Written exercise 1 » Show each line in the data listing below that contains the string "cursor". Case counts.

StarTree Cloud Coding Competition With Grand Prizes

How to ingest Avro messages

In this recipe we'll learn how to ingest Avro messages from Apache Kafka into Apache Pinot. The Avro schema will be stored in the Confluent Schema Registry, so we'll learn how to integrate with that as well.

Watch the following video about ingesting Avro encoded messages into Apache Pinot, or follow the tutorial below, starting with Prerequites.

Pinot Version	1.0.0
Code	startreedata/pinot-recipes/ingest-avro

Prerequisites

To follow the code examples in this guide, you must install Docker (opens in a new tab) locally and download recipes.

Navigate to recipe

If you haven't already, download recipes.
In terminal, go to the recipe by running the following command:

cd pinot-recipes/recipes/ingest-avro

Launch Pinot Cluster

You can spin up a Pinot Cluster by running the following command:

docker-compose up

This command will run a single instance of the Pinot Controller, Pinot Server, Pinot Broker, Kafka, Zookeeper, and the Confluent Schema Registry. You can find the docker-compose.yml (opens in a new tab) file on GitHub.

Data Generator

This recipe contains a data generator that creates events with data about people.

It uses the Faker library (opens in a new tab), so you'll first need to install that:

pip install faker

You can generate data by running the following command:

python datagen.py 2>/dev/null  | head -n1 | jq

Output is shown below:

{
  "ts": 1680614486181,
  "person": {
    "id": "43e44826-44f5-4474-9a12-6740bfc0e7d8",
    "name": "Elizabeth Morales",
    "email": "qmyers@example.com",
    "age": 40,
    "address": {
      "street_address": "2555 Garza Trafficway",
      "city": "Denisefurt",
      "state": "Nebraska",
      "country": "Mauritania"
    },
    "phone_number": "001-901-538-1610x7283",
    "job": {
      "company": "Reynolds, Hansen and Alexander",
      "position": "Psychotherapist, dance movement",
      "department": "harness robust eyeballs"
    },
    "interests": [
      "Music"
    ],
    "friend_ids": [
      "34ba8e1f-4d94-4624-9920-8c32bb2e0e2e"

Written exercise 2 » Translate this sentence from the Avro ingestion guide into Spanish: "This recipe contains a data generator that creates events with data about people."

Data listing:
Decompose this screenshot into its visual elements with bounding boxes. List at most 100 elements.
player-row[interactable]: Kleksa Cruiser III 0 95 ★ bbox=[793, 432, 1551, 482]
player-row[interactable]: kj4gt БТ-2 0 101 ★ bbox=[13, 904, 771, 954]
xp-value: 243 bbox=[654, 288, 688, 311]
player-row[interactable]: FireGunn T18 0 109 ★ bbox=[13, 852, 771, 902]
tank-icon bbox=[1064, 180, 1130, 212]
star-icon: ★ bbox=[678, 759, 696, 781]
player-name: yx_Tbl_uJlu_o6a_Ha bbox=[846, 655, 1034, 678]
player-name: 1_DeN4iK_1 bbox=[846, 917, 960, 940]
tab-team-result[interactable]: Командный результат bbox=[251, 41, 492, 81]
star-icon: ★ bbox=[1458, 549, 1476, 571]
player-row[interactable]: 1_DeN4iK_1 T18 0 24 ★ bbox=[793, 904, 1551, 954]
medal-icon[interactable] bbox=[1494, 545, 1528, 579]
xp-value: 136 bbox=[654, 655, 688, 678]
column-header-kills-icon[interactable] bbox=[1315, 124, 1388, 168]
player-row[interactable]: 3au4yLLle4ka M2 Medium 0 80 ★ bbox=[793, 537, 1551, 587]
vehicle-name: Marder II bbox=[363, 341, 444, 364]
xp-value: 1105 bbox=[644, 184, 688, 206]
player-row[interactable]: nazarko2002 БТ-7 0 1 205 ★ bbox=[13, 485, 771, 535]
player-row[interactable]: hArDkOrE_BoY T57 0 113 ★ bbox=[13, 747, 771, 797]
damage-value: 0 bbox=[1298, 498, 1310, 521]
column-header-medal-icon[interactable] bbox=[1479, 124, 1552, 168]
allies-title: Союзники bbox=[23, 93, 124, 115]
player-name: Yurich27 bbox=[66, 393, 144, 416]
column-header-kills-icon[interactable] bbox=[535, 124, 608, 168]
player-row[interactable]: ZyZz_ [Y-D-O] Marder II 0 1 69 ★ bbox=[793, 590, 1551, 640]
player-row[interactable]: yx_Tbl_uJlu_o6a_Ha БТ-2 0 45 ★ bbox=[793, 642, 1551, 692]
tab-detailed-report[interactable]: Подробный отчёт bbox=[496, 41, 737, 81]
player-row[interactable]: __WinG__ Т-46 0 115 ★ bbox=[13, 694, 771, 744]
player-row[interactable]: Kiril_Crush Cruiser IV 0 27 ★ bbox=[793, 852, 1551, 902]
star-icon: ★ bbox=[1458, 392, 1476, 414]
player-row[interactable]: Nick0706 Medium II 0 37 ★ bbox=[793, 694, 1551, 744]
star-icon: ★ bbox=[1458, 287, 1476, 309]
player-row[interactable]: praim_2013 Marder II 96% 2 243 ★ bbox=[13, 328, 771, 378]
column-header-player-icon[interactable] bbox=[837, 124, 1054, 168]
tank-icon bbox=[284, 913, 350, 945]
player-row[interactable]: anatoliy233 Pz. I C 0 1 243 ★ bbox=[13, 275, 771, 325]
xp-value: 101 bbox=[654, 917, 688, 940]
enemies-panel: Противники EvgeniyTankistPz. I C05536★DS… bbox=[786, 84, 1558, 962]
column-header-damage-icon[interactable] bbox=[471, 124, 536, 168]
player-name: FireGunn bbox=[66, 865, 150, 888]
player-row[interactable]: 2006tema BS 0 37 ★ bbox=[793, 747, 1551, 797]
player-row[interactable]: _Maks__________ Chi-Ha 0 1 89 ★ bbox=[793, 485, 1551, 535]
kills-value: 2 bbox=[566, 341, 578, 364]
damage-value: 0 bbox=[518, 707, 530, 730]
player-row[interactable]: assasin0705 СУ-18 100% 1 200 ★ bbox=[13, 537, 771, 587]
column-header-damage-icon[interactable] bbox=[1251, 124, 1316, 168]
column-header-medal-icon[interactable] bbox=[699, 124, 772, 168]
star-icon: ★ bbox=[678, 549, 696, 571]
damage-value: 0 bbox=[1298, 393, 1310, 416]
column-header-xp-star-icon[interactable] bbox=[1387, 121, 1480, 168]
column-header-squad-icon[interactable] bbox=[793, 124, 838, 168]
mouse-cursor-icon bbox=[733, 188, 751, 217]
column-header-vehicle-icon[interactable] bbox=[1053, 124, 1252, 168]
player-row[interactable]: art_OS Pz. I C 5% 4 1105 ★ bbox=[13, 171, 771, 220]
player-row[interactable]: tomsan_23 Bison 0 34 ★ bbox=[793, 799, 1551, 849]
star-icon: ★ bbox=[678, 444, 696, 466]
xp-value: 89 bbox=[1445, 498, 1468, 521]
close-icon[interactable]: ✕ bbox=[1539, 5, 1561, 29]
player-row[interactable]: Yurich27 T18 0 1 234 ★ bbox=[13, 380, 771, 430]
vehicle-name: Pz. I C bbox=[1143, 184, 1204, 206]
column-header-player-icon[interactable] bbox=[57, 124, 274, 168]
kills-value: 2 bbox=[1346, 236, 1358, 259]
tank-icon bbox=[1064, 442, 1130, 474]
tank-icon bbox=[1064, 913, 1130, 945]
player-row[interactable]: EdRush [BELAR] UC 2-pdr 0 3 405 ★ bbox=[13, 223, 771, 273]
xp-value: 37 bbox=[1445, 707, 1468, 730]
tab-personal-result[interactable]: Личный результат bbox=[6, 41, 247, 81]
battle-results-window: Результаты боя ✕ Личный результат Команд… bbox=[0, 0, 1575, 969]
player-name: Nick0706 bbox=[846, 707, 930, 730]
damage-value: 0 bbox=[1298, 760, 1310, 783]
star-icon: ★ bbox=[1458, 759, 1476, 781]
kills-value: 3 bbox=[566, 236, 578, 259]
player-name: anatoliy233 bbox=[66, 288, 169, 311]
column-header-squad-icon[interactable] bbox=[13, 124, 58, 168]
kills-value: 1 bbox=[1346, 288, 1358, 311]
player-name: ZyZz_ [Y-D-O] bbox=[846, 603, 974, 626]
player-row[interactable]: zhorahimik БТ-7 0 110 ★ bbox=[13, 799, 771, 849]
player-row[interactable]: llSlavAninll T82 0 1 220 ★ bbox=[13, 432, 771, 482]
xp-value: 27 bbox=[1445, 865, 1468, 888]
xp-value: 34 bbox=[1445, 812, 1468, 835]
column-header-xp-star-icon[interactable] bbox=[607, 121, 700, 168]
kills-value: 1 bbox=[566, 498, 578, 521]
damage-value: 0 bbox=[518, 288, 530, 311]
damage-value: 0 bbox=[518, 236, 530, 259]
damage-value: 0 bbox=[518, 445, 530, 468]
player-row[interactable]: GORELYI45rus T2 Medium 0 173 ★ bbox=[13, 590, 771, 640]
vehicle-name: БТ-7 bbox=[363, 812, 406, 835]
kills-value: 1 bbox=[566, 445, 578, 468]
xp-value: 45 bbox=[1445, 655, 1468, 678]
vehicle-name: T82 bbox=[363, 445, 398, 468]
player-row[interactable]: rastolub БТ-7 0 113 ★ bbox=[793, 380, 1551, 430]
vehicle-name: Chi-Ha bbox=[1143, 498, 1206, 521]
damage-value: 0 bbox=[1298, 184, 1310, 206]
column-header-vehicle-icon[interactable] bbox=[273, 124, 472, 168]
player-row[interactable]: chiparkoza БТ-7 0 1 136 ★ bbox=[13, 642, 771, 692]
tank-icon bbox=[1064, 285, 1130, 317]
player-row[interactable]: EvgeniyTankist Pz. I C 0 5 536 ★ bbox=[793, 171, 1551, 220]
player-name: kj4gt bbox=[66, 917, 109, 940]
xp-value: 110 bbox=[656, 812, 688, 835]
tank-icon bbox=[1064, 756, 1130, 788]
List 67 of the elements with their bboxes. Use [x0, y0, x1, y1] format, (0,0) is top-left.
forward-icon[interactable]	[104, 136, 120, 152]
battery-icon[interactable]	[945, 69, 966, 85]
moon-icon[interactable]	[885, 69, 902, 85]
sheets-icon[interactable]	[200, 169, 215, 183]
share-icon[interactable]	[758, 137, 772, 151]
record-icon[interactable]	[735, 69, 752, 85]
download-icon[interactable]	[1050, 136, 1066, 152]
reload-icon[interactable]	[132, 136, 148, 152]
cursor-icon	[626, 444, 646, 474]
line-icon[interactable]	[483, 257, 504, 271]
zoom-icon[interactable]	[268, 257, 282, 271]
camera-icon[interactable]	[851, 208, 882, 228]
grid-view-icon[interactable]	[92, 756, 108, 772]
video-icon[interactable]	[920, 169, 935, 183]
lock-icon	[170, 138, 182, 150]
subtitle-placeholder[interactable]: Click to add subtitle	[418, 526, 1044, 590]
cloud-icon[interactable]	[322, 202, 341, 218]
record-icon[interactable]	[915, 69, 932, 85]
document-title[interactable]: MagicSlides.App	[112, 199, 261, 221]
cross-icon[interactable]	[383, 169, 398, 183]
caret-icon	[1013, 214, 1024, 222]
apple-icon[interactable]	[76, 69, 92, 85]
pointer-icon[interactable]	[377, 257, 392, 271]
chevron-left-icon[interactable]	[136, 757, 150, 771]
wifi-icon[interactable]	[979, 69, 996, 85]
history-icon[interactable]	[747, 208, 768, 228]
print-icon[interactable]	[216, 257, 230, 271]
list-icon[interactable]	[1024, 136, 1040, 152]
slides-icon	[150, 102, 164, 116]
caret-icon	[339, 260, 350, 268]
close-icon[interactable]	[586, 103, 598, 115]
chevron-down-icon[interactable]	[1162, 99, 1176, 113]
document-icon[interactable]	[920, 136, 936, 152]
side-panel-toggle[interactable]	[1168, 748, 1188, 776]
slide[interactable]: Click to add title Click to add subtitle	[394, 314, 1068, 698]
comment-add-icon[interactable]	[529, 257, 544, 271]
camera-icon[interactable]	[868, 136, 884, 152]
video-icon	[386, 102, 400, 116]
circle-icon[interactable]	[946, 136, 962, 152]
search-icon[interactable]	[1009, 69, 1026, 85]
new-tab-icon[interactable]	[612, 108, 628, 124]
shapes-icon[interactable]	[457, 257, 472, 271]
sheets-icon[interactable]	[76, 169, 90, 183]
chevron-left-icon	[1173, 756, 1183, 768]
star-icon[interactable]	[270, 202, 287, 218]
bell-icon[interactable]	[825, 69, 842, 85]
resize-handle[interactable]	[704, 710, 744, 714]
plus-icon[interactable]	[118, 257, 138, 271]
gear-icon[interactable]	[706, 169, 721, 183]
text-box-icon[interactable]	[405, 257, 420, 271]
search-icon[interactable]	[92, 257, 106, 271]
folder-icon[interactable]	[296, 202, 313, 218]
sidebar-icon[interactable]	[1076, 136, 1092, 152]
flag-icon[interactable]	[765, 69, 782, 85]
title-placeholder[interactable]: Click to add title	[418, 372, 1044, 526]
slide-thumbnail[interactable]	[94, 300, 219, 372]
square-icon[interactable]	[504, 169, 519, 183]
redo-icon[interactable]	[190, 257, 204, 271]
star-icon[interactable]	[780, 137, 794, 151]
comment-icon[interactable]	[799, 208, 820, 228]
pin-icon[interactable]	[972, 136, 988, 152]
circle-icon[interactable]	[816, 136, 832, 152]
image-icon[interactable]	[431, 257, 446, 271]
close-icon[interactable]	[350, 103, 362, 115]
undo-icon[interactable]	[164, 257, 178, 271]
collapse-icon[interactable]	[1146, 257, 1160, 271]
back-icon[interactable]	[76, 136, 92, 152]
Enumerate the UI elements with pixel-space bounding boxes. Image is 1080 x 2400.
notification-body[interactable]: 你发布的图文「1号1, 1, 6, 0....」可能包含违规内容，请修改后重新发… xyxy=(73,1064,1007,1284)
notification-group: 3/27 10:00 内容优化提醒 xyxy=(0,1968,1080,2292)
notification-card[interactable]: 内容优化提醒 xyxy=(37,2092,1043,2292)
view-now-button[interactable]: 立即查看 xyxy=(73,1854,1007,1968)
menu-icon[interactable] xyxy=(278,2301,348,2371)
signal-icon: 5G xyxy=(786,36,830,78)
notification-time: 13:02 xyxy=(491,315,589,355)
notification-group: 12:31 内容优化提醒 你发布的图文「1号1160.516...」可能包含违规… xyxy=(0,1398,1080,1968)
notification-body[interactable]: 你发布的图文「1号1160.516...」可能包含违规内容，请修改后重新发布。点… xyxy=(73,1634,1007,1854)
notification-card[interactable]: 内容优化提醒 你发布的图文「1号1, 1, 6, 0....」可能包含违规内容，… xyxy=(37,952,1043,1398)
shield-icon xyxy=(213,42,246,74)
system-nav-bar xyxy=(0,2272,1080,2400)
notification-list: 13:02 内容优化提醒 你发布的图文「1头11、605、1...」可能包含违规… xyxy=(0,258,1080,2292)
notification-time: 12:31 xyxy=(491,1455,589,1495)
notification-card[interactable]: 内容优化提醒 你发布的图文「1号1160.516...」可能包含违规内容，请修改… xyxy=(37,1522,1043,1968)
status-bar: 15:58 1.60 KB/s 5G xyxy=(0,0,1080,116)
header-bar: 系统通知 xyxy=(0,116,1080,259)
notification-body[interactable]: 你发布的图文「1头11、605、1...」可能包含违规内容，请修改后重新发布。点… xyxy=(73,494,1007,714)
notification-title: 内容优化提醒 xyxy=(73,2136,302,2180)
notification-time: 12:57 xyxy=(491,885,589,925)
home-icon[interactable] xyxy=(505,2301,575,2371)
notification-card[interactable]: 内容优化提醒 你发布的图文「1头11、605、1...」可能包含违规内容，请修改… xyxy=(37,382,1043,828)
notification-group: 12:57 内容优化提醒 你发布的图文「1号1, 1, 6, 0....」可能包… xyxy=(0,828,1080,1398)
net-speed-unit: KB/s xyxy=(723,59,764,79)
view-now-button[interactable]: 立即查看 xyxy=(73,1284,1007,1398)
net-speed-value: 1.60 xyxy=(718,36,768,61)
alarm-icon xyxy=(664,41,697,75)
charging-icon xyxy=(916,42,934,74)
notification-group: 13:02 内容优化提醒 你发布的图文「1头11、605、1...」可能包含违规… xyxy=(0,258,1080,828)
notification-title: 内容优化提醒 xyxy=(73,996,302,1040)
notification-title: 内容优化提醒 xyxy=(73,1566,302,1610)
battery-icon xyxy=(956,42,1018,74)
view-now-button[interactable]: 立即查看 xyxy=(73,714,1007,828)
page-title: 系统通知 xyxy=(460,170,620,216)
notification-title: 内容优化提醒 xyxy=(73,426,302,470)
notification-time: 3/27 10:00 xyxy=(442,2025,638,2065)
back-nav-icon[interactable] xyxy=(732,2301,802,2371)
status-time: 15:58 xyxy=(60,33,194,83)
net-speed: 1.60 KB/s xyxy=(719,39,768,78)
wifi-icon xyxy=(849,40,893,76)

Problem solution 1 »
mouse-cursor-icon bbox=[733, 188, 751, 217]
cursor-icon	[626, 444, 646, 474]

Problem solution 2 » Esta receta contiene un generador de datos que crea eventos con datos sobre personas.